----- Input

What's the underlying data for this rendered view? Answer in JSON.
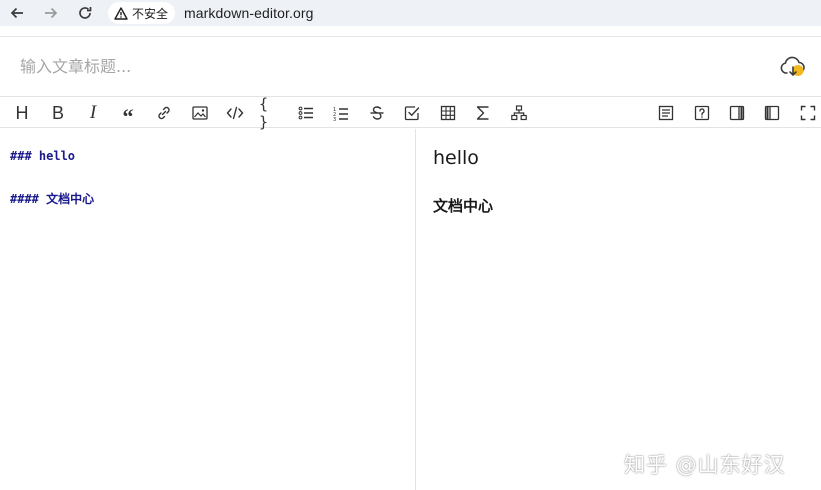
{
  "browser": {
    "security_label": "不安全",
    "url": "markdown-editor.org"
  },
  "editor": {
    "title_placeholder": "输入文章标题...",
    "title_value": "",
    "source_lines": [
      "### hello",
      "#### 文档中心"
    ]
  },
  "preview": {
    "h3": "hello",
    "h4": "文档中心"
  },
  "toolbar": {
    "heading_glyph": "H",
    "bold_glyph": "B",
    "italic_glyph": "I",
    "quote_glyph": "“",
    "braces_glyph": "{ }"
  },
  "watermark": "知乎 @山东好汉",
  "colors": {
    "accent_cloud": "#f2b81e",
    "markdown_text": "#1a1a8c"
  }
}
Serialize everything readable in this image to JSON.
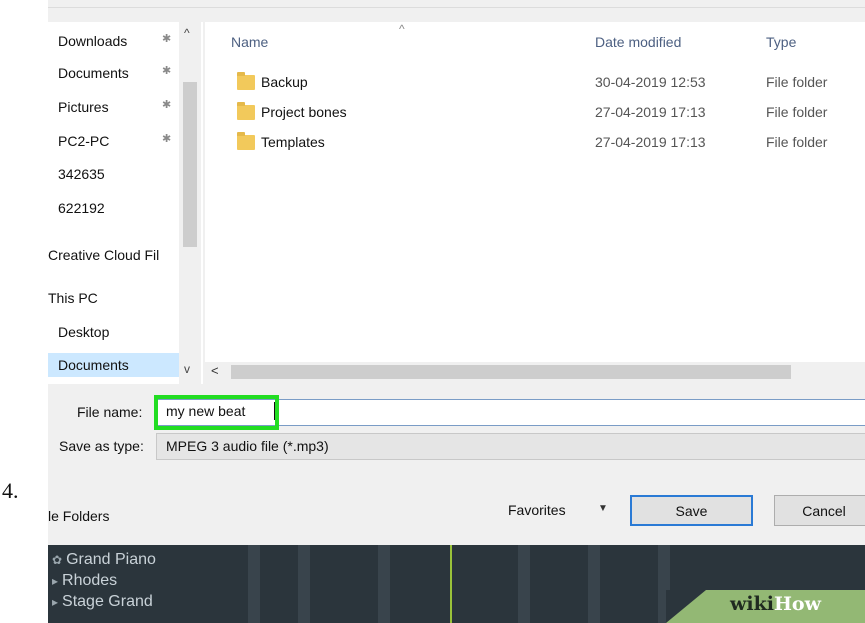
{
  "step_number": "4.",
  "nav": {
    "up_arrow": "^",
    "down_arrow": "v",
    "items": [
      {
        "label": "Downloads",
        "pinned": true
      },
      {
        "label": "Documents",
        "pinned": true
      },
      {
        "label": "Pictures",
        "pinned": true
      },
      {
        "label": "PC2-PC",
        "pinned": true
      },
      {
        "label": "342635"
      },
      {
        "label": "622192"
      },
      {
        "label": "Creative Cloud Fil"
      },
      {
        "label": "This PC"
      },
      {
        "label": "Desktop"
      },
      {
        "label": "Documents",
        "selected": true
      }
    ]
  },
  "file_list": {
    "sort_caret": "^",
    "columns": {
      "name": "Name",
      "date": "Date modified",
      "type": "Type"
    },
    "rows": [
      {
        "name": "Backup",
        "date": "30-04-2019 12:53",
        "type": "File folder"
      },
      {
        "name": "Project bones",
        "date": "27-04-2019 17:13",
        "type": "File folder"
      },
      {
        "name": "Templates",
        "date": "27-04-2019 17:13",
        "type": "File folder"
      }
    ]
  },
  "hscroll_left": "<",
  "pin_glyph": "✱",
  "fields": {
    "file_name_label": "File name:",
    "file_name_value": "my new beat",
    "save_type_label": "Save as type:",
    "save_type_value": "MPEG 3 audio file (*.mp3)"
  },
  "bottom_bar": {
    "hide_folders": "le Folders",
    "favorites": "Favorites",
    "favorites_caret": "▼",
    "save": "Save",
    "cancel": "Cancel"
  },
  "daw": {
    "instruments": [
      "Grand Piano",
      "Rhodes",
      "Stage Grand"
    ]
  },
  "watermark": {
    "part1": "wiki",
    "part2": "How"
  },
  "colors": {
    "highlight": "#22dd22",
    "save_border": "#2a7ad5",
    "selected_nav": "#cce8ff",
    "wikihow_green": "#93b874"
  }
}
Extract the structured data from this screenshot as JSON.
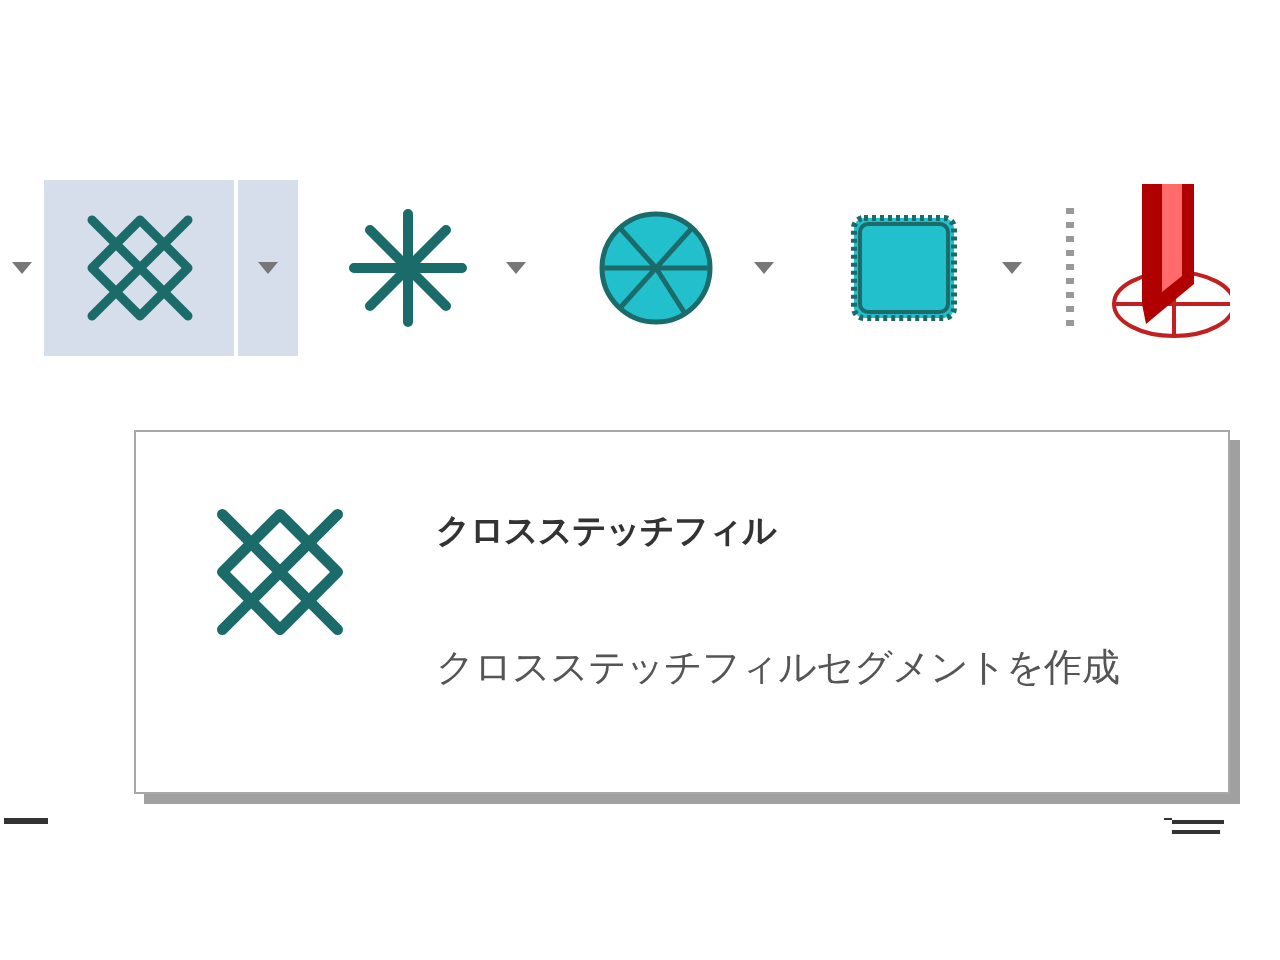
{
  "toolbar": {
    "tools": [
      {
        "kind": "cross-stitch",
        "selected": true
      },
      {
        "kind": "star",
        "selected": false
      },
      {
        "kind": "circle",
        "selected": false
      },
      {
        "kind": "square",
        "selected": false
      }
    ]
  },
  "tooltip": {
    "kind": "cross-stitch",
    "title": "クロスステッチフィル",
    "description": "クロスステッチフィルセグメントを作成"
  }
}
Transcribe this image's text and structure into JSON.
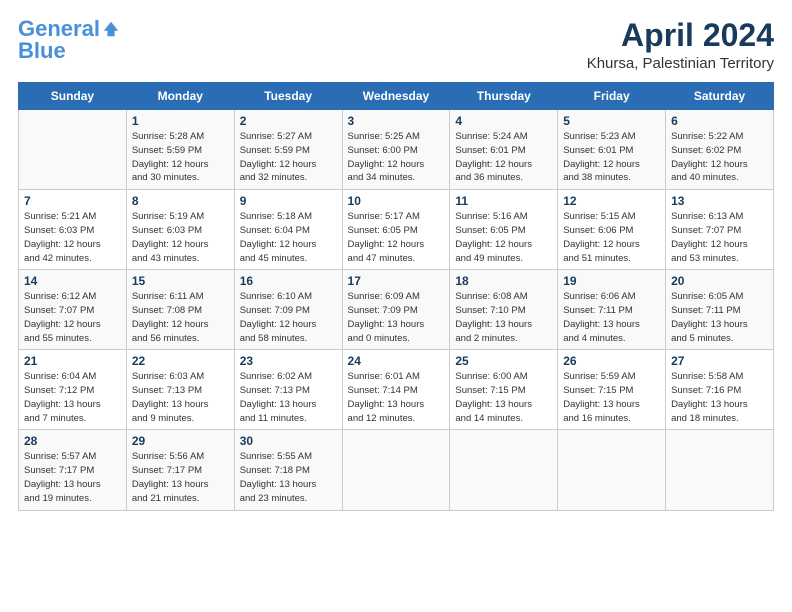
{
  "header": {
    "logo_line1": "General",
    "logo_line2": "Blue",
    "title": "April 2024",
    "subtitle": "Khursa, Palestinian Territory"
  },
  "weekdays": [
    "Sunday",
    "Monday",
    "Tuesday",
    "Wednesday",
    "Thursday",
    "Friday",
    "Saturday"
  ],
  "weeks": [
    [
      {
        "day": "",
        "info": ""
      },
      {
        "day": "1",
        "info": "Sunrise: 5:28 AM\nSunset: 5:59 PM\nDaylight: 12 hours\nand 30 minutes."
      },
      {
        "day": "2",
        "info": "Sunrise: 5:27 AM\nSunset: 5:59 PM\nDaylight: 12 hours\nand 32 minutes."
      },
      {
        "day": "3",
        "info": "Sunrise: 5:25 AM\nSunset: 6:00 PM\nDaylight: 12 hours\nand 34 minutes."
      },
      {
        "day": "4",
        "info": "Sunrise: 5:24 AM\nSunset: 6:01 PM\nDaylight: 12 hours\nand 36 minutes."
      },
      {
        "day": "5",
        "info": "Sunrise: 5:23 AM\nSunset: 6:01 PM\nDaylight: 12 hours\nand 38 minutes."
      },
      {
        "day": "6",
        "info": "Sunrise: 5:22 AM\nSunset: 6:02 PM\nDaylight: 12 hours\nand 40 minutes."
      }
    ],
    [
      {
        "day": "7",
        "info": "Sunrise: 5:21 AM\nSunset: 6:03 PM\nDaylight: 12 hours\nand 42 minutes."
      },
      {
        "day": "8",
        "info": "Sunrise: 5:19 AM\nSunset: 6:03 PM\nDaylight: 12 hours\nand 43 minutes."
      },
      {
        "day": "9",
        "info": "Sunrise: 5:18 AM\nSunset: 6:04 PM\nDaylight: 12 hours\nand 45 minutes."
      },
      {
        "day": "10",
        "info": "Sunrise: 5:17 AM\nSunset: 6:05 PM\nDaylight: 12 hours\nand 47 minutes."
      },
      {
        "day": "11",
        "info": "Sunrise: 5:16 AM\nSunset: 6:05 PM\nDaylight: 12 hours\nand 49 minutes."
      },
      {
        "day": "12",
        "info": "Sunrise: 5:15 AM\nSunset: 6:06 PM\nDaylight: 12 hours\nand 51 minutes."
      },
      {
        "day": "13",
        "info": "Sunrise: 6:13 AM\nSunset: 7:07 PM\nDaylight: 12 hours\nand 53 minutes."
      }
    ],
    [
      {
        "day": "14",
        "info": "Sunrise: 6:12 AM\nSunset: 7:07 PM\nDaylight: 12 hours\nand 55 minutes."
      },
      {
        "day": "15",
        "info": "Sunrise: 6:11 AM\nSunset: 7:08 PM\nDaylight: 12 hours\nand 56 minutes."
      },
      {
        "day": "16",
        "info": "Sunrise: 6:10 AM\nSunset: 7:09 PM\nDaylight: 12 hours\nand 58 minutes."
      },
      {
        "day": "17",
        "info": "Sunrise: 6:09 AM\nSunset: 7:09 PM\nDaylight: 13 hours\nand 0 minutes."
      },
      {
        "day": "18",
        "info": "Sunrise: 6:08 AM\nSunset: 7:10 PM\nDaylight: 13 hours\nand 2 minutes."
      },
      {
        "day": "19",
        "info": "Sunrise: 6:06 AM\nSunset: 7:11 PM\nDaylight: 13 hours\nand 4 minutes."
      },
      {
        "day": "20",
        "info": "Sunrise: 6:05 AM\nSunset: 7:11 PM\nDaylight: 13 hours\nand 5 minutes."
      }
    ],
    [
      {
        "day": "21",
        "info": "Sunrise: 6:04 AM\nSunset: 7:12 PM\nDaylight: 13 hours\nand 7 minutes."
      },
      {
        "day": "22",
        "info": "Sunrise: 6:03 AM\nSunset: 7:13 PM\nDaylight: 13 hours\nand 9 minutes."
      },
      {
        "day": "23",
        "info": "Sunrise: 6:02 AM\nSunset: 7:13 PM\nDaylight: 13 hours\nand 11 minutes."
      },
      {
        "day": "24",
        "info": "Sunrise: 6:01 AM\nSunset: 7:14 PM\nDaylight: 13 hours\nand 12 minutes."
      },
      {
        "day": "25",
        "info": "Sunrise: 6:00 AM\nSunset: 7:15 PM\nDaylight: 13 hours\nand 14 minutes."
      },
      {
        "day": "26",
        "info": "Sunrise: 5:59 AM\nSunset: 7:15 PM\nDaylight: 13 hours\nand 16 minutes."
      },
      {
        "day": "27",
        "info": "Sunrise: 5:58 AM\nSunset: 7:16 PM\nDaylight: 13 hours\nand 18 minutes."
      }
    ],
    [
      {
        "day": "28",
        "info": "Sunrise: 5:57 AM\nSunset: 7:17 PM\nDaylight: 13 hours\nand 19 minutes."
      },
      {
        "day": "29",
        "info": "Sunrise: 5:56 AM\nSunset: 7:17 PM\nDaylight: 13 hours\nand 21 minutes."
      },
      {
        "day": "30",
        "info": "Sunrise: 5:55 AM\nSunset: 7:18 PM\nDaylight: 13 hours\nand 23 minutes."
      },
      {
        "day": "",
        "info": ""
      },
      {
        "day": "",
        "info": ""
      },
      {
        "day": "",
        "info": ""
      },
      {
        "day": "",
        "info": ""
      }
    ]
  ]
}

----------

* **Given exercise**
Return all lines containing "data".

* **Final answer**
What's the underlying data for this rendered view? Answer in JSON.
Extract the structured data from this screenshot as JSON.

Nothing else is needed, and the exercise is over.